_Directive_
For each line below that contains the string "reduction", copy that line.

_Record extracts_
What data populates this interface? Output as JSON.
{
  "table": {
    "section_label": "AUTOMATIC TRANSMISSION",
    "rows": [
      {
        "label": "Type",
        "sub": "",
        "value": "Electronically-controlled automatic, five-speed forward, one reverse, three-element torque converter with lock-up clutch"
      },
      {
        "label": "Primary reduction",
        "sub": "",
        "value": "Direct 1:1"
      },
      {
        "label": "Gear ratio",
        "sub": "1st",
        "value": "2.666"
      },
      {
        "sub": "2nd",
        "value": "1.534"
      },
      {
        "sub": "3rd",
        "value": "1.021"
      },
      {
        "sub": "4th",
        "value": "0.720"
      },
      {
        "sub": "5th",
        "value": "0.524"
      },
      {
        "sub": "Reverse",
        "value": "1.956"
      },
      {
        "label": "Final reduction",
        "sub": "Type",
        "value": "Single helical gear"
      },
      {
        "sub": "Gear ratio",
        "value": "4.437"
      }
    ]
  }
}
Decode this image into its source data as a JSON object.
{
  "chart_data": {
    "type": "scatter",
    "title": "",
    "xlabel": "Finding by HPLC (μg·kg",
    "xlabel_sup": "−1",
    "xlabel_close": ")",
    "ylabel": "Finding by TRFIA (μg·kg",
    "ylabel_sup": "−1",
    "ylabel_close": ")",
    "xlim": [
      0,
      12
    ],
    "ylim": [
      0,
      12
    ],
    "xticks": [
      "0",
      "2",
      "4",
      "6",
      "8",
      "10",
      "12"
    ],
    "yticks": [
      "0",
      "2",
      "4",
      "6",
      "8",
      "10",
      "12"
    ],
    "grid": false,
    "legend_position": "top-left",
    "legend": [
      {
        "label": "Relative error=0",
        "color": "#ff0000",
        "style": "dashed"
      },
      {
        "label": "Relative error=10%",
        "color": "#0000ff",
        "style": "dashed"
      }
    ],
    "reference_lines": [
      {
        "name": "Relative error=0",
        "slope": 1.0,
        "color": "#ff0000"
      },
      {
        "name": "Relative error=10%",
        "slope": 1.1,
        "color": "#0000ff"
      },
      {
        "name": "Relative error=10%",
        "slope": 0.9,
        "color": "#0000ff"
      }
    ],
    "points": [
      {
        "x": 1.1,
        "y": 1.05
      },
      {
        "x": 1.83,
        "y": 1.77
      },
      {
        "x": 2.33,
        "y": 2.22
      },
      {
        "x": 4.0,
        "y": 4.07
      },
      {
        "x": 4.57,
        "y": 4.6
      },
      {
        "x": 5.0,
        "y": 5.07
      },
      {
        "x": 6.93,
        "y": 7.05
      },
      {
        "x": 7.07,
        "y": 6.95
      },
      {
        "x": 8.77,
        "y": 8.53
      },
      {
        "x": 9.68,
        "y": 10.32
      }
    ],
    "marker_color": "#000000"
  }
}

_Output of the task_
        "label": "Primary reduction",
        "label": "Final reduction",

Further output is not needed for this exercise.